:: To do ::
Below are some records: retype them all exactly, but not the pictures.

:: Stored records ::
★ ★ ★ ★ ★ ★ ★
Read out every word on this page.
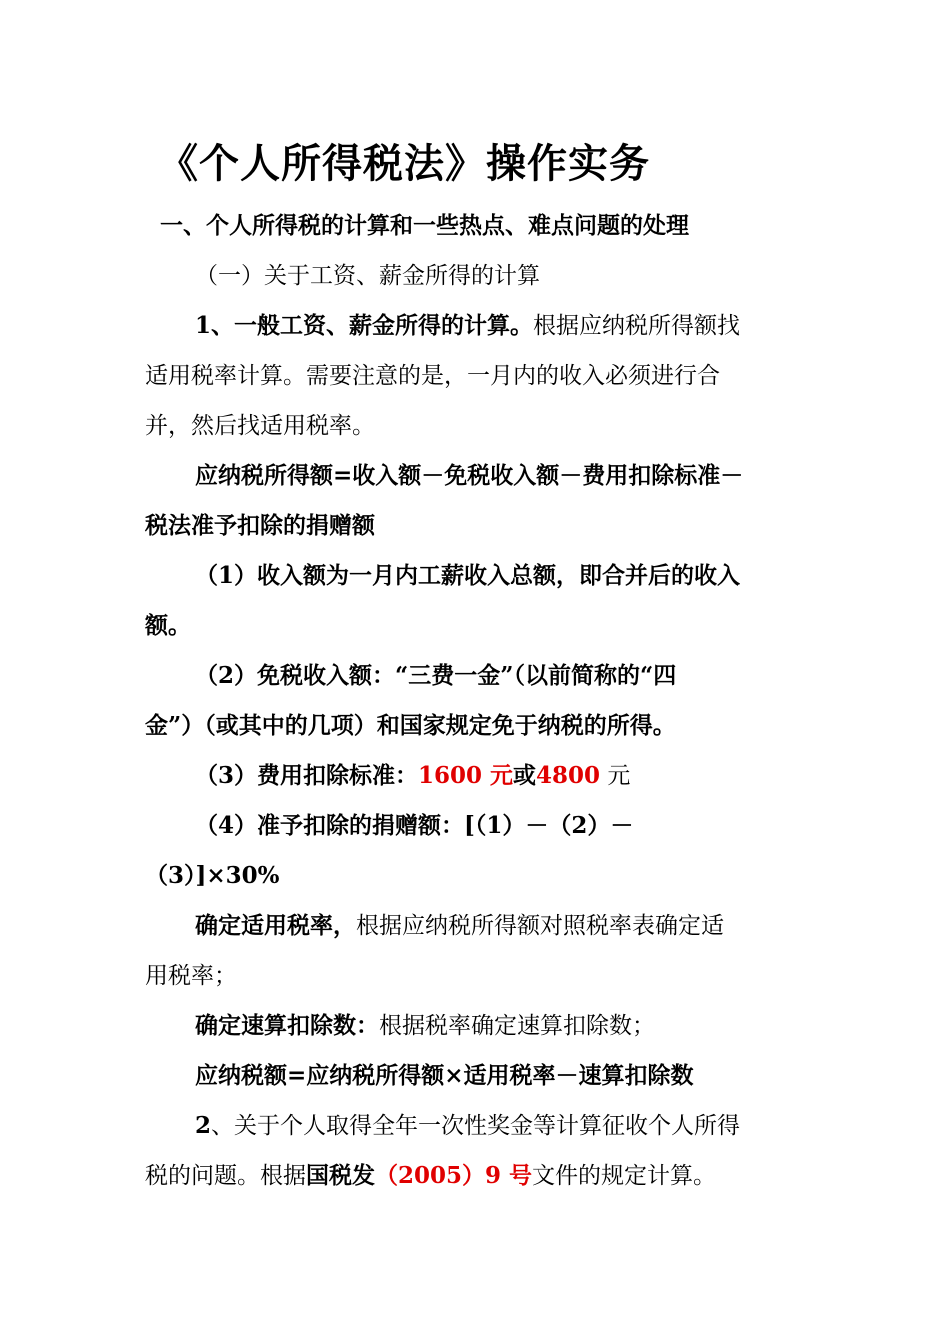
《个人所得税法》操作实务
一、个人所得税的计算和一些热点、难点问题的处理
（一）关于工资、薪金所得的计算
1、一般工资、薪金所得的计算。根据应纳税所得额找
适用税率计算。需要注意的是，一月内的收入必须进行合
并，然后找适用税率。
应纳税所得额=收入额－免税收入额－费用扣除标准－
税法准予扣除的捐赠额
（1）收入额为一月内工薪收入总额，即合并后的收入
额。
（2）免税收入额：“三费一金”（以前简称的“四
金”）（或其中的几项）和国家规定免于纳税的所得。
（3）费用扣除标准：1600 元或4800 元
（4）准予扣除的捐赠额：[（1）－（2）－
（3）]×30%
确定适用税率，根据应纳税所得额对照税率表确定适
用税率；
确定速算扣除数：根据税率确定速算扣除数；
应纳税额=应纳税所得额×适用税率－速算扣除数
2、关于个人取得全年一次性奖金等计算征收个人所得
税的问题。根据国税发（2005）9 号文件的规定计算。
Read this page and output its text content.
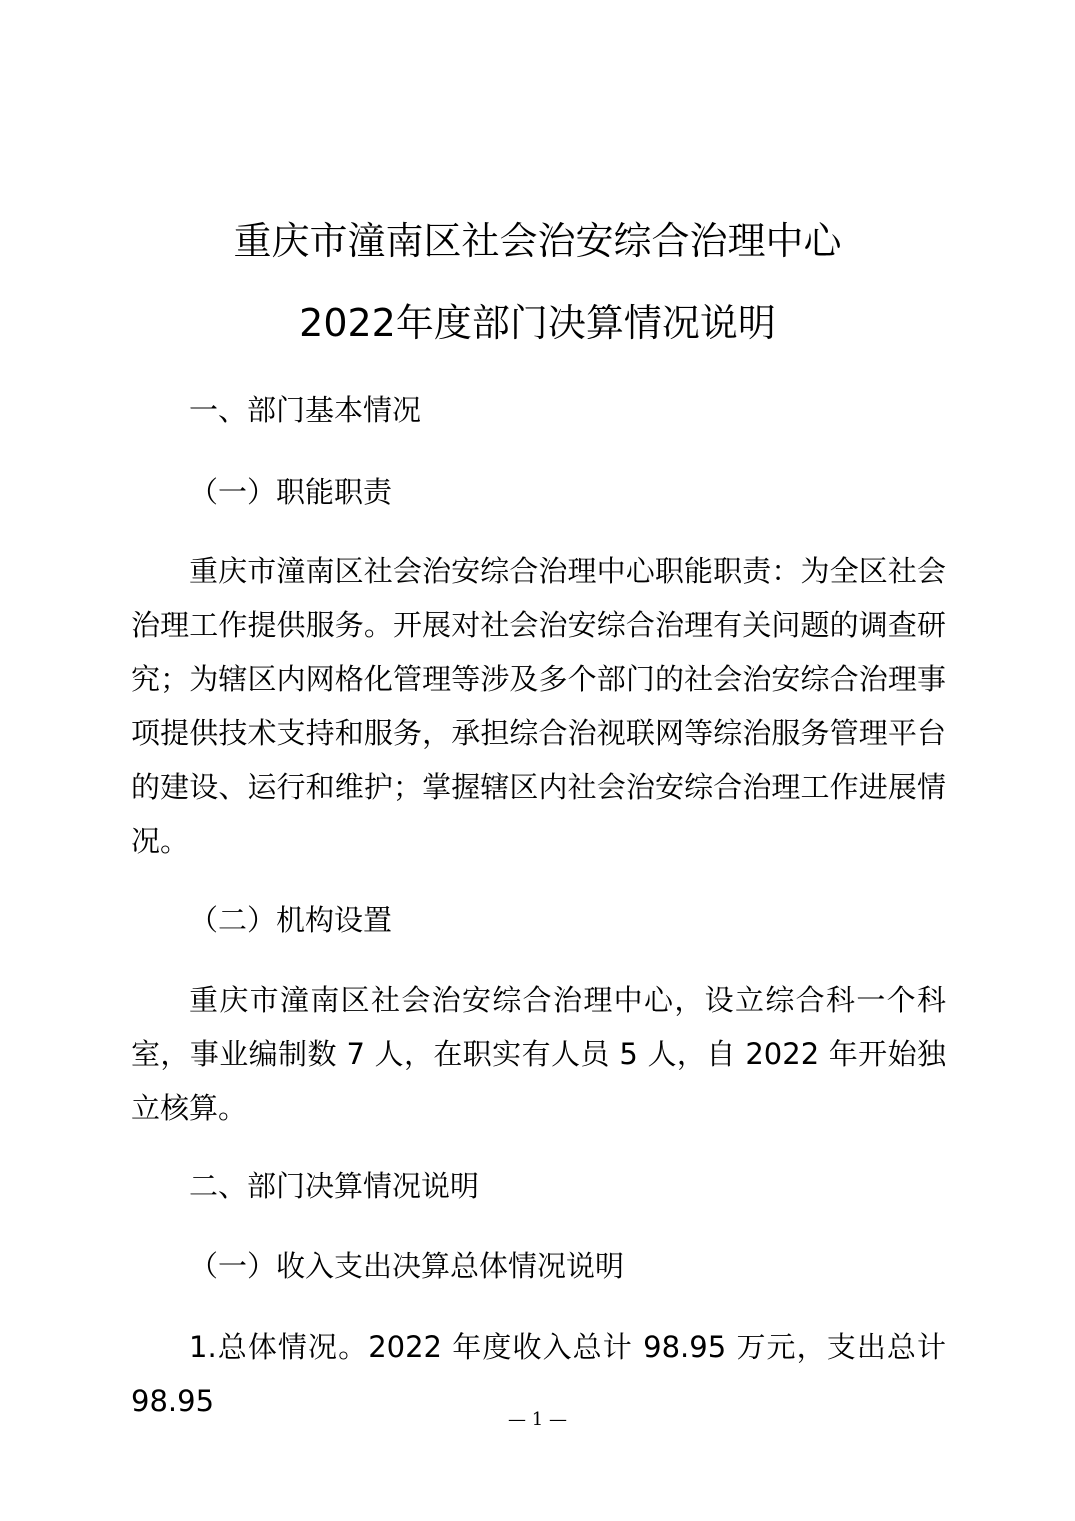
重庆市潼南区社会治安综合治理中心
2022年度部门决算情况说明
一、部门基本情况
（一）职能职责
重庆市潼南区社会治安综合治理中心职能职责：为全区社会治理工作提供服务。开展对社会治安综合治理有关问题的调查研究；为辖区内网格化管理等涉及多个部门的社会治安综合治理事项提供技术支持和服务，承担综合治视联网等综治服务管理平台的建设、运行和维护；掌握辖区内社会治安综合治理工作进展情况。
（二）机构设置
重庆市潼南区社会治安综合治理中心，设立综合科一个科室，事业编制数 7 人，在职实有人员 5 人，自 2022 年开始独立核算。
二、部门决算情况说明
（一）收入支出决算总体情况说明
1.总体情况。2022 年度收入总计 98.95 万元，支出总计 98.95
— 1 —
★ ★ ★ ★ ★ ★ ★
:: The response ::
Read out every word on this page.
《个人所得税法》操作实务
一、个人所得税的计算和一些热点、难点问题的处理
（一）关于工资、薪金所得的计算
1、一般工资、薪金所得的计算。根据应纳税所得额找
适用税率计算。需要注意的是，一月内的收入必须进行合
并，然后找适用税率。
应纳税所得额=收入额－免税收入额－费用扣除标准－
税法准予扣除的捐赠额
（1）收入额为一月内工薪收入总额，即合并后的收入
额。
（2）免税收入额：“三费一金”（以前简称的“四
金”）（或其中的几项）和国家规定免于纳税的所得。
（3）费用扣除标准：1600 元或4800 元
（4）准予扣除的捐赠额：[（1）－（2）－
（3）]×30%
确定适用税率，根据应纳税所得额对照税率表确定适
用税率；
确定速算扣除数：根据税率确定速算扣除数；
应纳税额=应纳税所得额×适用税率－速算扣除数
2、关于个人取得全年一次性奖金等计算征收个人所得
税的问题。根据国税发（2005）9 号文件的规定计算。
Read this page and output its text content.
重庆市潼南区社会治安综合治理中心
2022年度部门决算情况说明
一、部门基本情况
（一）职能职责
重庆市潼南区社会治安综合治理中心职能职责：为全区社会治理工作提供服务。开展对社会治安综合治理有关问题的调查研究；为辖区内网格化管理等涉及多个部门的社会治安综合治理事项提供技术支持和服务，承担综合治视联网等综治服务管理平台的建设、运行和维护；掌握辖区内社会治安综合治理工作进展情况。
（二）机构设置
重庆市潼南区社会治安综合治理中心，设立综合科一个科室，事业编制数 7 人，在职实有人员 5 人，自 2022 年开始独立核算。
二、部门决算情况说明
（一）收入支出决算总体情况说明
1.总体情况。2022 年度收入总计 98.95 万元，支出总计 98.95
— 1 —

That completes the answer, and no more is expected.